SHORT EXERCISE 1 – In the internetwork protocol excerpt below, decide whether each statement agrees with the text: (a) Cerf and Kahn's Turing Award citation credits them with inspired leadership in networking. (b) Earlier protocols addressed communication between different networks. (c) Processes in two distinct networks would ordinarily use the same protocol. Answer yes or no for each, quoting the deciding words.
SHORT EXERCISE 2 – Condense the paragraph of the internetwork protocol excerpt that begins "A typical packet switching network is composed" into a bulleted list that keeps its main facts.

Start of PASSAGE PROVIDED

Cerf and Kahn have both played major roles in promoting not just internet technology but the spirit of the internet as a global information sharing resource. Their Turing Award citation (ACM, 2004) recognizes them both for their technical contributions and for “inspired leadership in networking.”


A protocol that supports the sharing of resources that exist in different packet switching networks is presented. The protocol provides for variation in individual network packet sizes, transmission failures, sequencing, flow control, end-to-end error checking, and the creation and destruction of logical process-to-process connections. Some implementation issues are considered, and problems such as internetwork routing, accounting, and timeouts are exposed.

38.1    Introduction

In the last few years considerable effort has been expended on the design and implementation of packet switching networks (Roberts and Wessler, 1970a; Pouzin, 1973b; Dell, 1971; Scantlebury and Wilkinson, 1971; Barber, 1972; Despres, 1972; Kahn and Crowther, 1972). A principal reason for developing such networks has been to facilitate the sharing of computer resources. A packet communication network includes a transportation mechanism for delivering data between computers or between computers and terminals. To make the data meaningful, computer and terminals share a common protocol (i.e., a set of agreed upon conventions). Several protocols have already been developed for this purpose (Chambon et al., 1973; Carr et al., 1970; McKenzie, 1972; Pouzin, 1973a; Walden, 1972; McKenzie, 1973). However, these protocols have addressed only the problem of communication on the same network. In this paper we present a protocol design and philosophy that supports the sharing of resources that exist in different packet switching networks.

After a brief introduction to internetwork protocol issues, we describe the function of a GATEWAY as an interface between networks and discuss its role in the protocol. We then consider the various details of the protocol, including addressing, formatting, buffering, sequencing, flow control, error control, and so forth. We close with a description of an interprocess communication mechanism and show how it can be supported by the internetwork protocol.

Even though many different and complex problems must be solved in the design of an individual packet switching network, these problems are manifestly compounded when dissimilar networks are interconnected. Issues arise which may have no direct counterpart in an individual network and which strongly influence the way in which internetwork communication can take place.

A typical packet switching network is composed of a set of computer resources called HOSTS, a set of one or more packet switches, and a collection of communication media that interconnect the packet switches. Within each HOST, we assume that there exist processes which must communicate with processes in their own or other HOSTS. Any current definition of a process will be adequate for our purposes (Lampson, 1968). These processes are generally the ultimate source and destination of data in the network. Typically, within an individual network, there exists a protocol for communication between any source and destination process. Only the source and destination processes require knowledge of this convention for communication to take place. Processes in two distinct networks would ordinarily use different protocols for this purpose. The ensemble of packet switches and communication media is called the packet switching subnet. Figure 38.1 illustrates these ideas.

End of PASSAGE PROVIDED
Start of GIVEN DATA

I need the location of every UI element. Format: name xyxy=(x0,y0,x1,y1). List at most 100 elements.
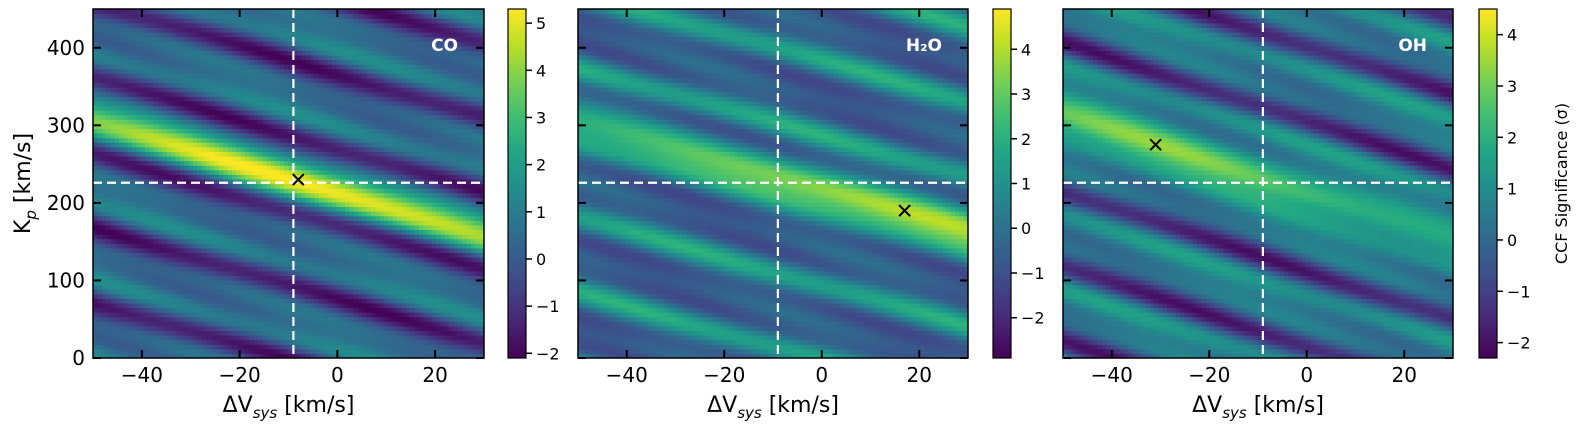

End of GIVEN DATA

TASK SOLUTION 1 –
(a) Yes: "inspired leadership in networking"
(b) No: "these protocols have addressed only the problem of communication on the same network"
(c) No: "Processes in two distinct networks would ordinarily use different protocols for this purpose"

TASK SOLUTION 2 –
- A typical packet switching network consists of HOSTS (computer resources), one or more packet switches, and communication media that interconnect the packet switches.
- Within each HOST, processes must communicate with processes in their own or other HOSTS, and any current definition of a process is adequate.
- These processes are generally the ultimate source and destination of data in the network.
- An individual network typically has a protocol for communication between source and destination processes, and only those processes need to know it.
- Processes in two distinct networks would ordinarily use different protocols.
- The packet switches and communication media together are called the packet switching subnet.